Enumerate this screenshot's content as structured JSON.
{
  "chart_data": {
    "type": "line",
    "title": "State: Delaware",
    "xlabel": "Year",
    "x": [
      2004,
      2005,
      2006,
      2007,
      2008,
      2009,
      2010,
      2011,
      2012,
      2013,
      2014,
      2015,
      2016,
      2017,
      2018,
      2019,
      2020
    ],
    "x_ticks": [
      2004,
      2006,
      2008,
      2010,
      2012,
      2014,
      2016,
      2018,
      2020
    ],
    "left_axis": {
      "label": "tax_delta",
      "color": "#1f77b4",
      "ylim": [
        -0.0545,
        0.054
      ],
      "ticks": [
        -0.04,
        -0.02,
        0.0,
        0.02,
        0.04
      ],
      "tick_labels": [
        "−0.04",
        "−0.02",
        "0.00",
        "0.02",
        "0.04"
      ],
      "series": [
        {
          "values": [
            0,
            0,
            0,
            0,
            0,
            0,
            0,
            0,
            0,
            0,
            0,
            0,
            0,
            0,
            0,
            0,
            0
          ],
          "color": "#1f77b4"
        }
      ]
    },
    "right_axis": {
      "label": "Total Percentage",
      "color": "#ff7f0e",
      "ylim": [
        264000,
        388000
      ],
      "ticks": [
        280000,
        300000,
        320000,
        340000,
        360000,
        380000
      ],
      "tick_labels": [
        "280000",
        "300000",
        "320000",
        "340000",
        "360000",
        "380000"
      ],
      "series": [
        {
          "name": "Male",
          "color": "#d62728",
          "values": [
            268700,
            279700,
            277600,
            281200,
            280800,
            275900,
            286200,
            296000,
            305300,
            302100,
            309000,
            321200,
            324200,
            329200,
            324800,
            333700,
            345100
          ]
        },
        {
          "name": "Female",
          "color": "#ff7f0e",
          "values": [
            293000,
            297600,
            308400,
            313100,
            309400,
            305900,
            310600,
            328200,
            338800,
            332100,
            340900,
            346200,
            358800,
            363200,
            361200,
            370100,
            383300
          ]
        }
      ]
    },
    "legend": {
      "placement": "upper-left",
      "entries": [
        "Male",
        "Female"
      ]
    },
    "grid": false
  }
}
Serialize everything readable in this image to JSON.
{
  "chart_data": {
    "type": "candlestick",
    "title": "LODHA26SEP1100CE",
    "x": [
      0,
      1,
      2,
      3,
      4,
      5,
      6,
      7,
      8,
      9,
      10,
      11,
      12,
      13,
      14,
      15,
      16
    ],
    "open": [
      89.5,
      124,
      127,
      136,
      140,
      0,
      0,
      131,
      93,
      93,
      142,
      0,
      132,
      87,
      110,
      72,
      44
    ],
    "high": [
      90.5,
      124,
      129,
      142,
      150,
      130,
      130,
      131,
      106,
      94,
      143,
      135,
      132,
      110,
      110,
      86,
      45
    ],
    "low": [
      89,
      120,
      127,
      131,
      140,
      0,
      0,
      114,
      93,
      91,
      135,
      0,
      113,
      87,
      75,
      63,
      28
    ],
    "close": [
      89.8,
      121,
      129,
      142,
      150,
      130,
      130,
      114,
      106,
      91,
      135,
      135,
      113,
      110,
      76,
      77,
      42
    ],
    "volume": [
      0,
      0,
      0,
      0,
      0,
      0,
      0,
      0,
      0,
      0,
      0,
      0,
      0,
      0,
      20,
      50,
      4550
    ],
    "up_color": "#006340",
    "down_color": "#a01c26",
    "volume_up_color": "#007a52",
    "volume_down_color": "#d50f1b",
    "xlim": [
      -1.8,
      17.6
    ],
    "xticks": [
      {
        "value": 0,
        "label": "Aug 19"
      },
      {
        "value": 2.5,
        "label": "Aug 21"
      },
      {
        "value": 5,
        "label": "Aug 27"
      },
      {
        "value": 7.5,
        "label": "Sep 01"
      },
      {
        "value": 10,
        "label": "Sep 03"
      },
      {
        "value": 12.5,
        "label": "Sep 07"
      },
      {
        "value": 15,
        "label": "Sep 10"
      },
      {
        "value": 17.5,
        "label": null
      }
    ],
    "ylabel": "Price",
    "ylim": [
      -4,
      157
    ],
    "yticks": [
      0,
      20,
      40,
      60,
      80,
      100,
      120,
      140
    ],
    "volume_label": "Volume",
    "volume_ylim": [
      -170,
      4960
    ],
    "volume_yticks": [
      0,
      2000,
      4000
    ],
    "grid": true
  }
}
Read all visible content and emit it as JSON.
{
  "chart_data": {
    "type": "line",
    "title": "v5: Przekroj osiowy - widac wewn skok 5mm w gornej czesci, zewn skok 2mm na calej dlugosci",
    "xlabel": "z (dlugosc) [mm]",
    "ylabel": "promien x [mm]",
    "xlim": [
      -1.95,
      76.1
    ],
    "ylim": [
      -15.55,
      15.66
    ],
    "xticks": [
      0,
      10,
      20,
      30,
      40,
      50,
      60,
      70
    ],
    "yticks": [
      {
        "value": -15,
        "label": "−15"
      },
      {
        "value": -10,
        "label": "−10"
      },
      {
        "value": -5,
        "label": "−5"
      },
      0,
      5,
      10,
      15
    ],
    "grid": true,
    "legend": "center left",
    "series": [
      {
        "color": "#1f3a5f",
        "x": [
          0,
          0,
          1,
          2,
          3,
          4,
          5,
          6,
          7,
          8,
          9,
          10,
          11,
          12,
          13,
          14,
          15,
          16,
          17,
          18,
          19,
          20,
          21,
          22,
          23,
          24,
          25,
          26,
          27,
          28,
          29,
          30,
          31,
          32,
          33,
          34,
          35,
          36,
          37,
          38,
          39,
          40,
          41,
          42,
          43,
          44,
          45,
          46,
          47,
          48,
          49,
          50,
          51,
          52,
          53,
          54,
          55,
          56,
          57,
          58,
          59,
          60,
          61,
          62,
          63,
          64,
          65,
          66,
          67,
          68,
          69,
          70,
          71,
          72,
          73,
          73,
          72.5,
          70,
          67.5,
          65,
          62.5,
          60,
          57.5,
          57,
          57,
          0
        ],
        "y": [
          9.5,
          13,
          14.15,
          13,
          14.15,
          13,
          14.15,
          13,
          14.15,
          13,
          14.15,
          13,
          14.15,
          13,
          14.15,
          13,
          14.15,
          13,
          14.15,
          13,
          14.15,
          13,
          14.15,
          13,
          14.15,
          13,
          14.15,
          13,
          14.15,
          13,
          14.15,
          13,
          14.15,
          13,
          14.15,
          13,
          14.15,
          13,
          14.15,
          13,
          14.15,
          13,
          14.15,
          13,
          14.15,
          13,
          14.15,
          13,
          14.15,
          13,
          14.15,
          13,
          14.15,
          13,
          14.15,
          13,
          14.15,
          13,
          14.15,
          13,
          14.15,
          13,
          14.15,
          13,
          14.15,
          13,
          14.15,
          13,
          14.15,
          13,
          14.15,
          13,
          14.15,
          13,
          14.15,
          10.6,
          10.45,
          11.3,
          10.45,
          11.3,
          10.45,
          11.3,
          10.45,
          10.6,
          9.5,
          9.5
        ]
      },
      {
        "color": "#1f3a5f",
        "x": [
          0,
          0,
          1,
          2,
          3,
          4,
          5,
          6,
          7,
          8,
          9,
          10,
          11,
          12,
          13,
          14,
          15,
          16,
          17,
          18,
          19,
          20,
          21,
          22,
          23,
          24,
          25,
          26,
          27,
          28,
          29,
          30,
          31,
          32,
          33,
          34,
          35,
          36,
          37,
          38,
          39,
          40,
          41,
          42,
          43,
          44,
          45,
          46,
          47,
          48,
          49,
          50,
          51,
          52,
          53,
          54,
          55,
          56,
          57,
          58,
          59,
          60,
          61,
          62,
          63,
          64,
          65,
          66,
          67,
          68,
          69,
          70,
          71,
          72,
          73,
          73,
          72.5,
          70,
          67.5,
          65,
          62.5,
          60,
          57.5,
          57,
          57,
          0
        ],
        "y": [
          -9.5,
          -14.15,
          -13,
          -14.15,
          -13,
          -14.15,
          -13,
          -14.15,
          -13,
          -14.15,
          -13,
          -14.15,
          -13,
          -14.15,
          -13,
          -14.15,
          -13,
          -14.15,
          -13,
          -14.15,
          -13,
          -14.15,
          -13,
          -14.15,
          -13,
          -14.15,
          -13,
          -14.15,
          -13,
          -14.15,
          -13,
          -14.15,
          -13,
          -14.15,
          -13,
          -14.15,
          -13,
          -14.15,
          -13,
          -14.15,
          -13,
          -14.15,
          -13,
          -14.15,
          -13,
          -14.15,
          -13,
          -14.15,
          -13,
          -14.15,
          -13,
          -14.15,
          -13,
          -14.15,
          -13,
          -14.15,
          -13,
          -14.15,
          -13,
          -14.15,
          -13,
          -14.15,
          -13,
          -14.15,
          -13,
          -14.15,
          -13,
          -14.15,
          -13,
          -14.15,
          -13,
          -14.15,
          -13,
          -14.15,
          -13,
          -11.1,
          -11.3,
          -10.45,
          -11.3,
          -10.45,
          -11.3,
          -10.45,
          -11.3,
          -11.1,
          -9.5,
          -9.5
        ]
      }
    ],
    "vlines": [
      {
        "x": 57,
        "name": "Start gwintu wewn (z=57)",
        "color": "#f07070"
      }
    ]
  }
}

┄┄┄┄┄┄┄┄┄┄

**BRIEF**. Search the entries for the word "this" and copy every line that has it.

**REPLY**.
Enumerate this screenshot's content as structured JSON.
Serialize everything readable in this image to JSON.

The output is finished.